* _Aim_
How many lines of the material below contain the string "this"? Answer with the number and nothing else.
-------- Data provided --------
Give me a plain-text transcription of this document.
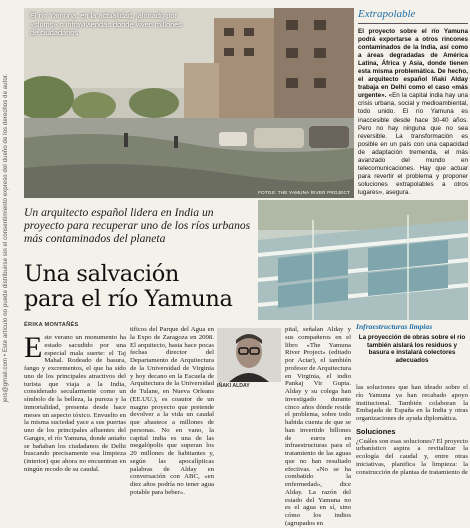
jers@gmail.com • Este artículo no puede distribuirse sin el consentimiento expreso del dueño de los derechos de autor.
El río Yamuna, en la actualidad, jalonado por «slums» o infraviviendas donde viven millones de ciudadanos
FOTOS: THE YAMUNA RIVER PROJECT
Extrapolable

El proyecto sobre el río Yamuna podrá exportarse a otros rincones contaminados de la India, así como a áreas degradadas de América Latina, África y Asia, donde tienen esta misma problemática. De hecho, el arquitecto español Iñaki Alday trabaja en Delhi como el caso «más urgente». «En la capital india hay una crisis urbana, social y medioambiental, todo unido. El río Yamuna es inaccesible desde hace 30-40 años. Pero no hay ninguna que no sea reversible. La transformación es posible en un país con una capacidad de adaptación tremenda, el más avanzado del mundo en telecomunicaciones. Hay que actuar para revertir el problema y proponer soluciones extrapolables a otros lugares», asegura.

Un arquitecto español lidera en India un proyecto para recuperar uno de los ríos urbanos más contaminados del planeta
Una salvación
para el río Yamuna
ÉRIKA MONTAÑÉS
Este verano un monumento ha estado sacudido por una especial mala suerte: el Taj Mahal. Rodeado de basura, fango y excrementos, el que ha sido uno de los principales atractivos del turista que viaja a la India, considerado secularmente como un símbolo de la belleza, la pureza y la inmortalidad, presenta desde hace meses un aspecto tóxico. Envuelto en la misma suciedad yace a sus puertas uno de los principales afluentes del Ganges, el río Yamuna, donde antaño se bañaban los ciudadanos de Delhi buscando precisamente esa limpieza (interior) que ahora no encuentran en ningún recodo de su caudal.
tificos del Parque del Agua en la Expo de Zaragoza en 2008. El arquitecto, hasta hace pocas fechas director del Departamento de Arquitectura de la Universidad de Virginia y hoy decano en la Escuela de Arquitectura de la Universidad de Tulane, en Nueva Orleans (EE.UU.), es coautor de un magno proyecto que pretende devolver a la vida un caudal que abastece a millones de personas. No en vano, la capital india es una de las megalópolis que superan los 20 millones de habitantes y, según las apocalípticas palabras de Alday en conversación con ABC, «en diez años podría no tener agua potable para beber».
IÑAKI ALDAY
pital, señalan Alday y sus compañeros en el libro «The Yamuna River Project» (editado por Actar), el también profesor de Arquitectura en Virginia, el indio Pankaj Vir Gupta. Alday y su colega han investigado durante cinco años dónde reside el problema, sobre todo habida cuenta de que se han invertido billones de euros en infraestructuras para el tratamiento de las aguas que no han resultado efectivas. «No se ha combatido la enfermedad», dice Alday. La razón del estado del Yamuna no es el agua en sí, sino cómo los indios (agrupados en
Infraestructuras limpias

La proyección de obras sobre el río también aislará los residuos y basura e instalará colectores adecuados

las soluciones que han ideado sobre el río Yamuna ya han recabado apoyo institucional. También colaboran la Embajada de España en la India y otras organizaciones de ayuda diplomática.
Soluciones
¿Cuáles son esas soluciones? El proyecto urbanístico aspira a revitalizar la ecología del caudal y, entre otras iniciativas, planifica la limpieza: la construcción de plantas de tratamiento de
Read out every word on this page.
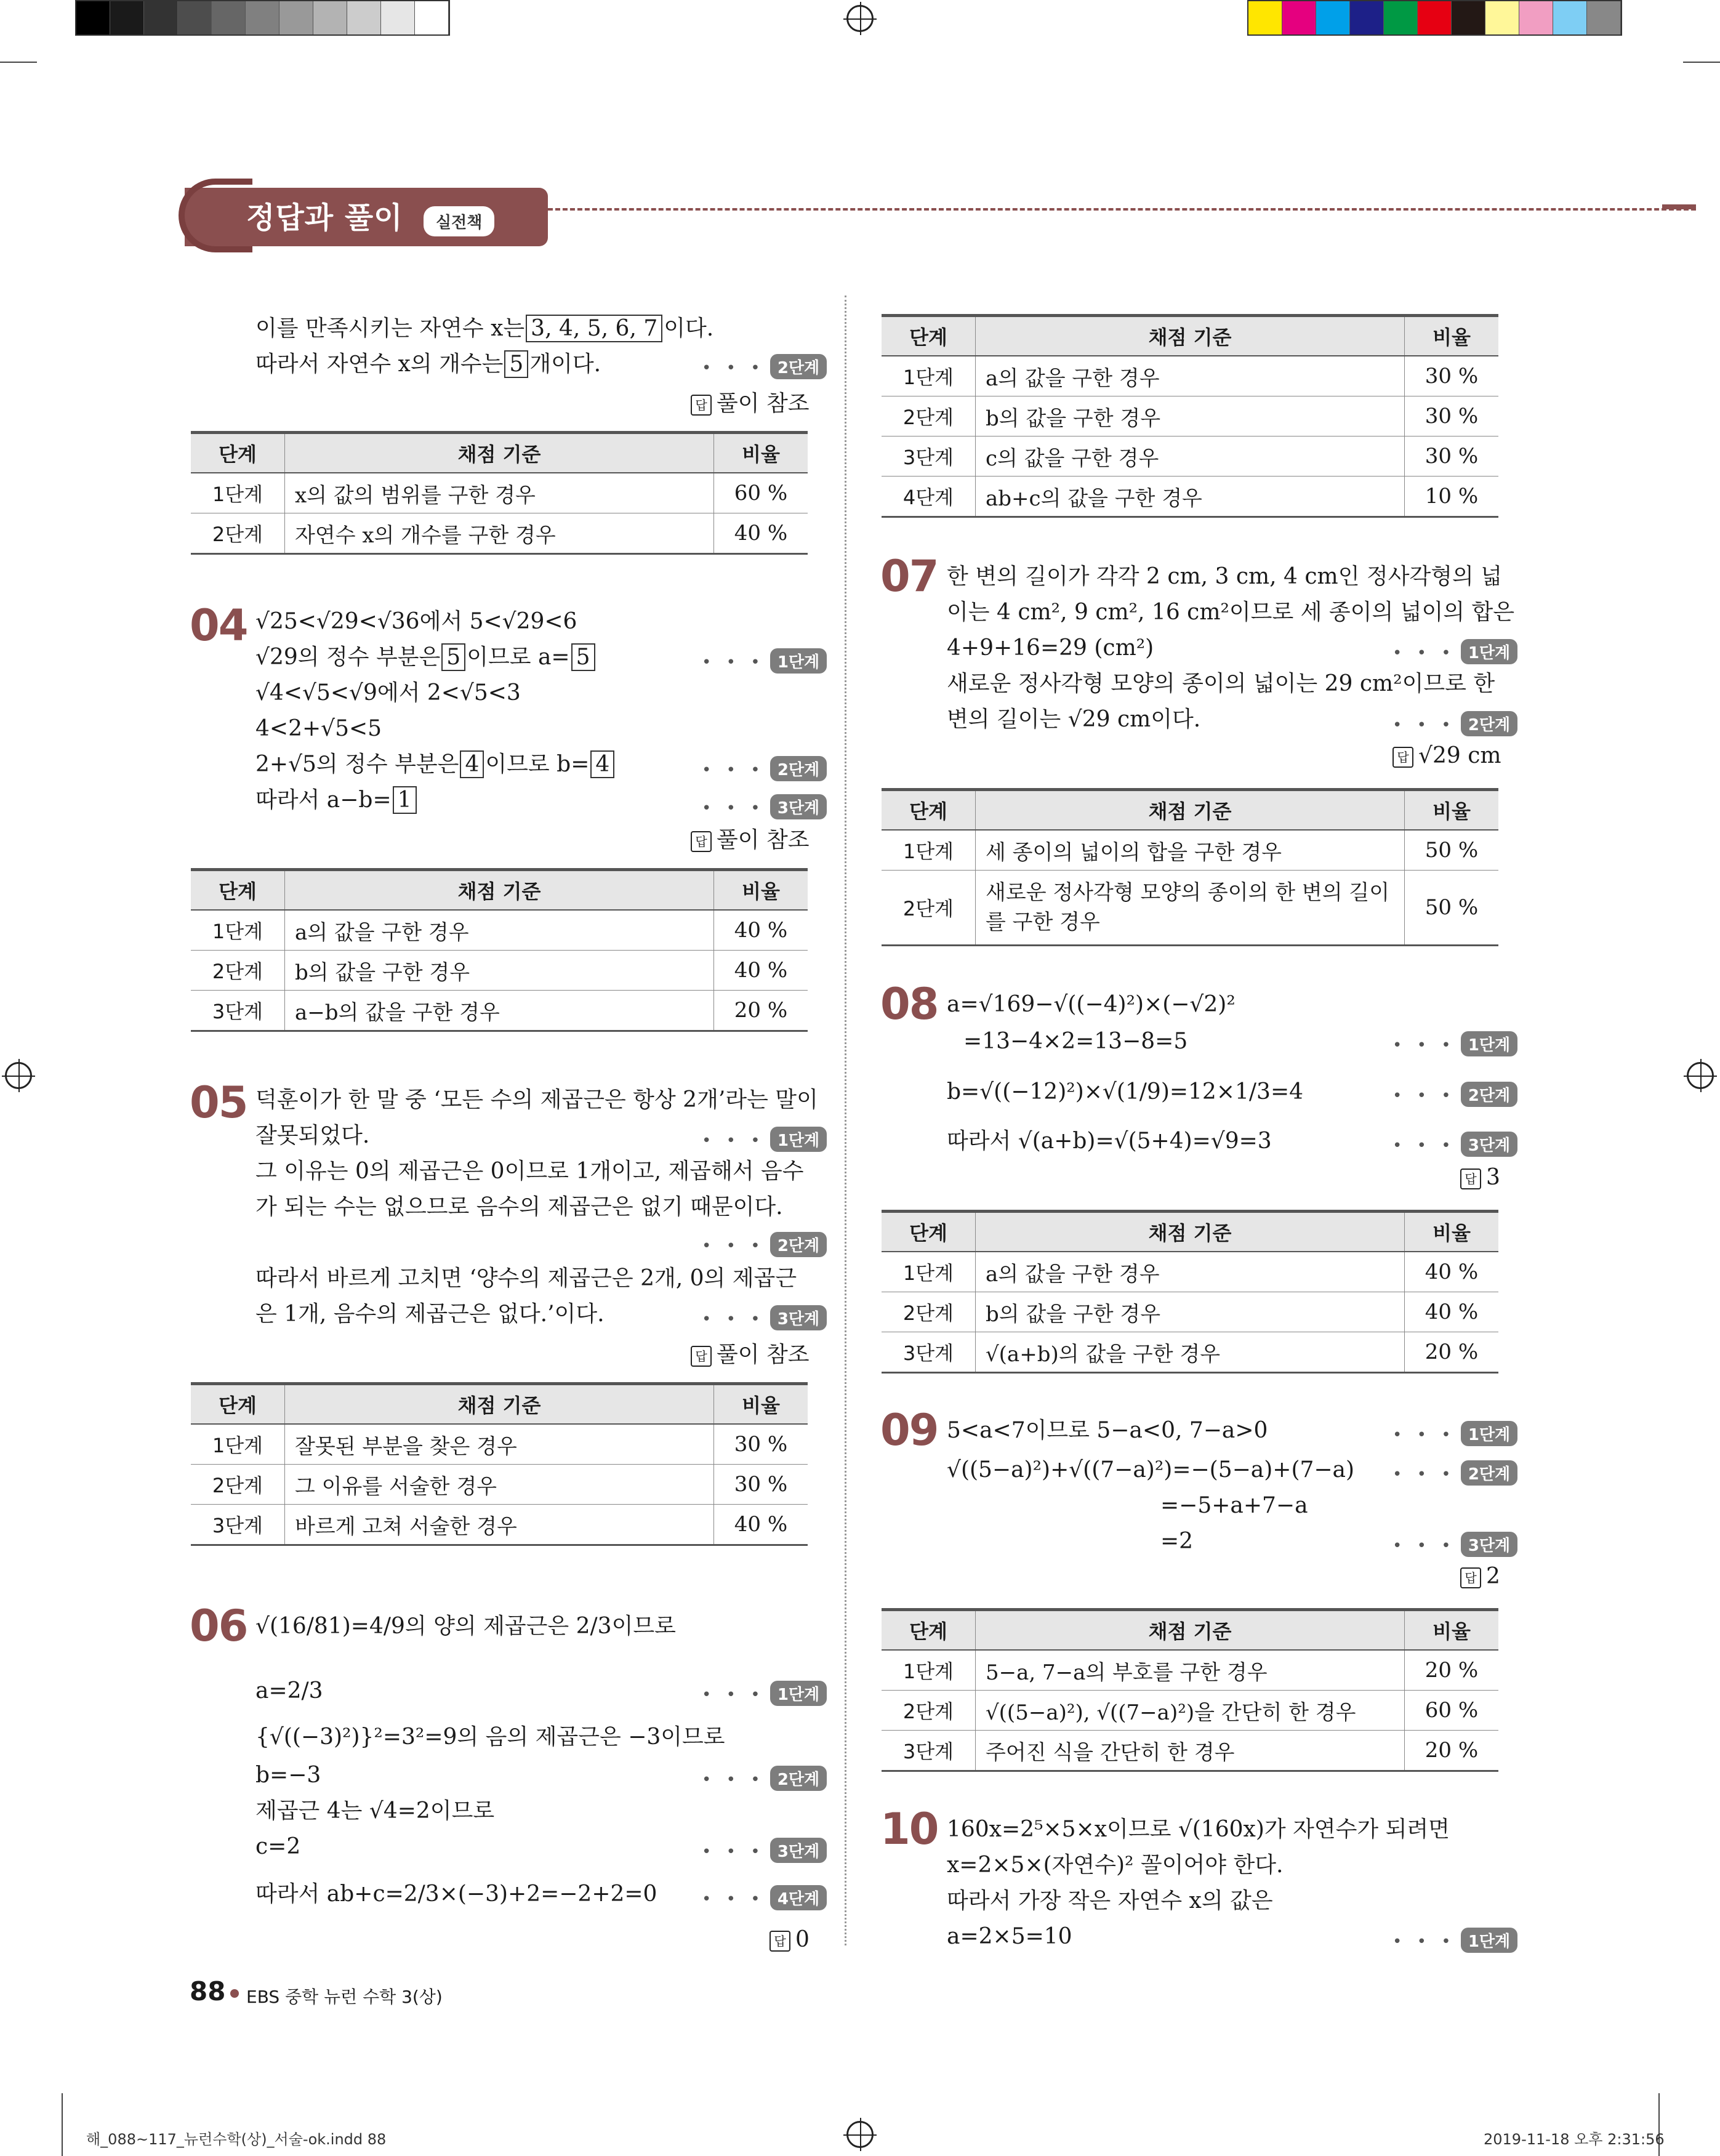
정답과 풀이	실전책
이를 만족시키는 자연수 x는 3, 4, 5, 6, 7 이다.
따라서 자연수 x의 개수는 5 개이다.	• • • 2단계
답 풀이 참조
단계	채점 기준	비율
1단계	x의 값의 범위를 구한 경우	60 %
2단계	자연수 x의 개수를 구한 경우	40 %
04 √25<√29<√36에서 5<√29<6
√29의 정수 부분은 5 이므로 a= 5	• • • 1단계
√4<√5<√9에서 2<√5<3
4<2+√5<5
2+√5의 정수 부분은 4 이므로 b= 4	• • • 2단계
따라서 a−b= 1	• • • 3단계
답 풀이 참조
단계	채점 기준	비율
1단계	a의 값을 구한 경우	40 %
2단계	b의 값을 구한 경우	40 %
3단계	a−b의 값을 구한 경우	20 %
05 덕훈이가 한 말 중 ‘모든 수의 제곱근은 항상 2개’라는 말이
잘못되었다.	• • • 1단계
그 이유는 0의 제곱근은 0이므로 1개이고, 제곱해서 음수
가 되는 수는 없으므로 음수의 제곱근은 없기 때문이다.
• • • 2단계
따라서 바르게 고치면 ‘양수의 제곱근은 2개, 0의 제곱근
은 1개, 음수의 제곱근은 없다.’이다.	• • • 3단계
답 풀이 참조
단계	채점 기준	비율
1단계	잘못된 부분을 찾은 경우	30 %
2단계	그 이유를 서술한 경우	30 %
3단계	바르게 고쳐 서술한 경우	40 %
06 √(16/81)=4/9의 양의 제곱근은 2/3이므로
a=2/3	• • • 1단계
{√((−3)²)}²=3²=9의 음의 제곱근은 −3이므로
b=−3	• • • 2단계
제곱근 4는 √4=2이므로
c=2	• • • 3단계
따라서 ab+c=2/3×(−3)+2=−2+2=0	• • • 4단계
답 0
단계	채점 기준	비율
1단계	a의 값을 구한 경우	30 %
2단계	b의 값을 구한 경우	30 %
3단계	c의 값을 구한 경우	30 %
4단계	ab+c의 값을 구한 경우	10 %
07 한 변의 길이가 각각 2 cm, 3 cm, 4 cm인 정사각형의 넓
이는 4 cm², 9 cm², 16 cm²이므로 세 종이의 넓이의 합은
4+9+16=29 (cm²)	• • • 1단계
새로운 정사각형 모양의 종이의 넓이는 29 cm²이므로 한
변의 길이는 √29 cm이다.	• • • 2단계
답 √29 cm
단계	채점 기준	비율
1단계	세 종이의 넓이의 합을 구한 경우	50 %
2단계	새로운 정사각형 모양의 종이의 한 변의 길이를 구한 경우	50 %
08 a=√169−√((−4)²)×(−√2)²
=13−4×2=13−8=5	• • • 1단계
b=√((−12)²)×√(1/9)=12×1/3=4	• • • 2단계
따라서 √(a+b)=√(5+4)=√9=3	• • • 3단계
답 3
단계	채점 기준	비율
1단계	a의 값을 구한 경우	40 %
2단계	b의 값을 구한 경우	40 %
3단계	√(a+b)의 값을 구한 경우	20 %
09 5<a<7이므로 5−a<0, 7−a>0	• • • 1단계
√((5−a)²)+√((7−a)²)=−(5−a)+(7−a) • • • 2단계
=−5+a+7−a
=2	• • • 3단계
답 2
단계	채점 기준	비율
1단계	5−a, 7−a의 부호를 구한 경우	20 %
2단계	√((5−a)²), √((7−a)²)을 간단히 한 경우	60 %
3단계	주어진 식을 간단히 한 경우	20 %
10 160x=2⁵×5×x이므로 √(160x)가 자연수가 되려면
x=2×5×(자연수)² 꼴이어야 한다.
따라서 가장 작은 자연수 x의 값은
a=2×5=10	• • • 1단계
88 EBS 중학 뉴런 수학 3(상)
해_088~117_뉴런수학(상)_서술-ok.indd 88	2019-11-18 오후 2:31:56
--------
* _The reply_
2